Data for review Start Marker

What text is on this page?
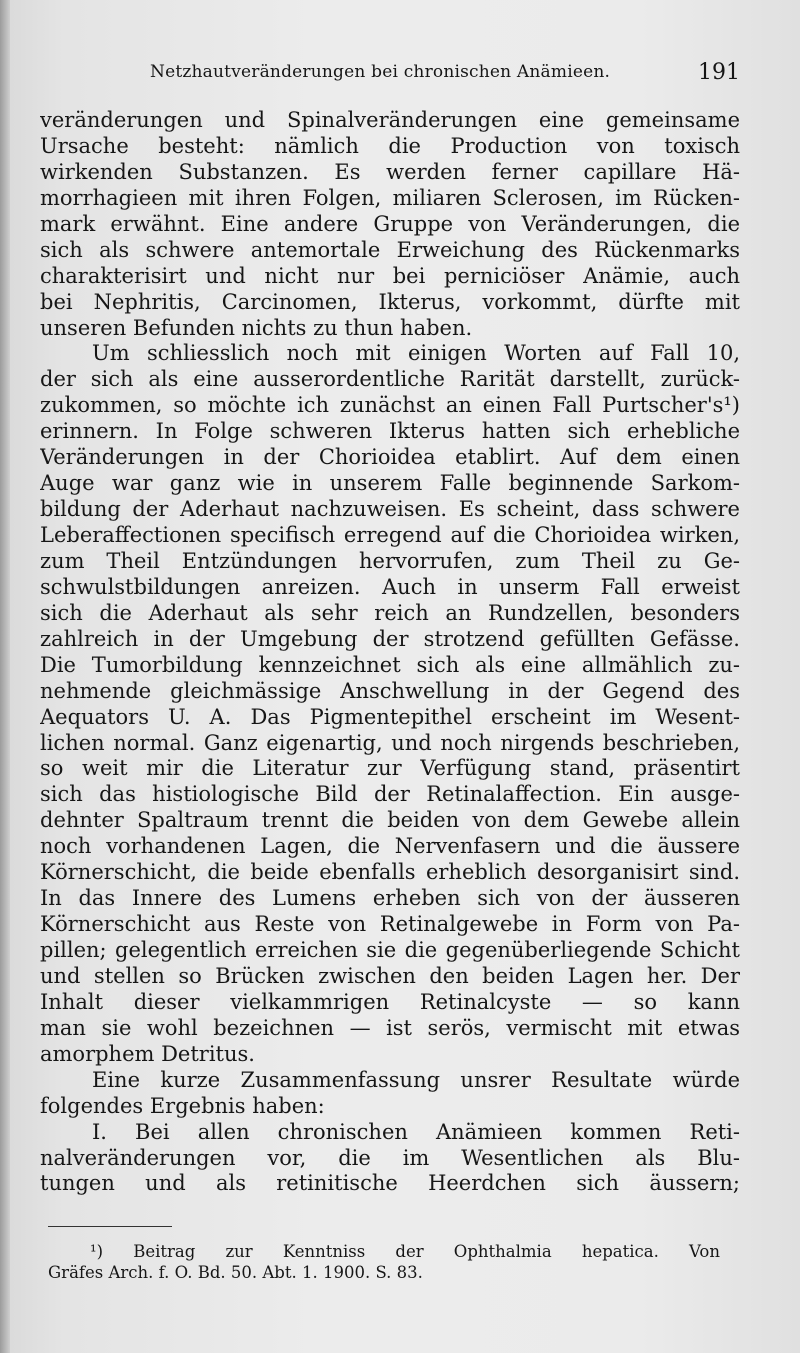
Netzhautveränderungen bei chronischen Anämieen.	191
veränderungen und Spinalveränderungen eine gemeinsame
Ursache besteht: nämlich die Production von toxisch
wirkenden Substanzen. Es werden ferner capillare Hä-
morrhagieen mit ihren Folgen, miliaren Sclerosen, im Rücken-
mark erwähnt. Eine andere Gruppe von Veränderungen, die
sich als schwere antemortale Erweichung des Rückenmarks
charakterisirt und nicht nur bei perniciöser Anämie, auch
bei Nephritis, Carcinomen, Ikterus, vorkommt, dürfte mit
unseren Befunden nichts zu thun haben.
Um schliesslich noch mit einigen Worten auf Fall 10,
der sich als eine ausserordentliche Rarität darstellt, zurück-
zukommen, so möchte ich zunächst an einen Fall Purtscher's¹)
erinnern. In Folge schweren Ikterus hatten sich erhebliche
Veränderungen in der Chorioidea etablirt. Auf dem einen
Auge war ganz wie in unserem Falle beginnende Sarkom-
bildung der Aderhaut nachzuweisen. Es scheint, dass schwere
Leberaffectionen specifisch erregend auf die Chorioidea wirken,
zum Theil Entzündungen hervorrufen, zum Theil zu Ge-
schwulstbildungen anreizen. Auch in unserm Fall erweist
sich die Aderhaut als sehr reich an Rundzellen, besonders
zahlreich in der Umgebung der strotzend gefüllten Gefässe.
Die Tumorbildung kennzeichnet sich als eine allmählich zu-
nehmende gleichmässige Anschwellung in der Gegend des
Aequators U. A. Das Pigmentepithel erscheint im Wesent-
lichen normal. Ganz eigenartig, und noch nirgends beschrieben,
so weit mir die Literatur zur Verfügung stand, präsentirt
sich das histiologische Bild der Retinalaffection. Ein ausge-
dehnter Spaltraum trennt die beiden von dem Gewebe allein
noch vorhandenen Lagen, die Nervenfasern und die äussere
Körnerschicht, die beide ebenfalls erheblich desorganisirt sind.
In das Innere des Lumens erheben sich von der äusseren
Körnerschicht aus Reste von Retinalgewebe in Form von Pa-
pillen; gelegentlich erreichen sie die gegenüberliegende Schicht
und stellen so Brücken zwischen den beiden Lagen her. Der
Inhalt dieser vielkammrigen Retinalcyste — so kann
man sie wohl bezeichnen — ist serös, vermischt mit etwas
amorphem Detritus.
Eine kurze Zusammenfassung unsrer Resultate würde
folgendes Ergebnis haben:
I. Bei allen chronischen Anämieen kommen Reti-
nalveränderungen vor, die im Wesentlichen als Blu-
tungen und als retinitische Heerdchen sich äussern;
¹) Beitrag zur Kenntniss der Ophthalmia hepatica. Von
Gräfes Arch. f. O. Bd. 50. Abt. 1. 1900. S. 83.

Data for review End Marker

Assignment ▸ Without the pictures, write out the entire listing exactly.

Finished exercise ▸
What text is on this page?
Netzhautveränderungen bei chronischen Anämieen.	191
veränderungen und Spinalveränderungen eine gemeinsame
Ursache besteht: nämlich die Production von toxisch
wirkenden Substanzen. Es werden ferner capillare Hä-
morrhagieen mit ihren Folgen, miliaren Sclerosen, im Rücken-
mark erwähnt. Eine andere Gruppe von Veränderungen, die
sich als schwere antemortale Erweichung des Rückenmarks
charakterisirt und nicht nur bei perniciöser Anämie, auch
bei Nephritis, Carcinomen, Ikterus, vorkommt, dürfte mit
unseren Befunden nichts zu thun haben.
Um schliesslich noch mit einigen Worten auf Fall 10,
der sich als eine ausserordentliche Rarität darstellt, zurück-
zukommen, so möchte ich zunächst an einen Fall Purtscher's¹)
erinnern. In Folge schweren Ikterus hatten sich erhebliche
Veränderungen in der Chorioidea etablirt. Auf dem einen
Auge war ganz wie in unserem Falle beginnende Sarkom-
bildung der Aderhaut nachzuweisen. Es scheint, dass schwere
Leberaffectionen specifisch erregend auf die Chorioidea wirken,
zum Theil Entzündungen hervorrufen, zum Theil zu Ge-
schwulstbildungen anreizen. Auch in unserm Fall erweist
sich die Aderhaut als sehr reich an Rundzellen, besonders
zahlreich in der Umgebung der strotzend gefüllten Gefässe.
Die Tumorbildung kennzeichnet sich als eine allmählich zu-
nehmende gleichmässige Anschwellung in der Gegend des
Aequators U. A. Das Pigmentepithel erscheint im Wesent-
lichen normal. Ganz eigenartig, und noch nirgends beschrieben,
so weit mir die Literatur zur Verfügung stand, präsentirt
sich das histiologische Bild der Retinalaffection. Ein ausge-
dehnter Spaltraum trennt die beiden von dem Gewebe allein
noch vorhandenen Lagen, die Nervenfasern und die äussere
Körnerschicht, die beide ebenfalls erheblich desorganisirt sind.
In das Innere des Lumens erheben sich von der äusseren
Körnerschicht aus Reste von Retinalgewebe in Form von Pa-
pillen; gelegentlich erreichen sie die gegenüberliegende Schicht
und stellen so Brücken zwischen den beiden Lagen her. Der
Inhalt dieser vielkammrigen Retinalcyste — so kann
man sie wohl bezeichnen — ist serös, vermischt mit etwas
amorphem Detritus.
Eine kurze Zusammenfassung unsrer Resultate würde
folgendes Ergebnis haben:
I. Bei allen chronischen Anämieen kommen Reti-
nalveränderungen vor, die im Wesentlichen als Blu-
tungen und als retinitische Heerdchen sich äussern;
¹) Beitrag zur Kenntniss der Ophthalmia hepatica. Von
Gräfes Arch. f. O. Bd. 50. Abt. 1. 1900. S. 83.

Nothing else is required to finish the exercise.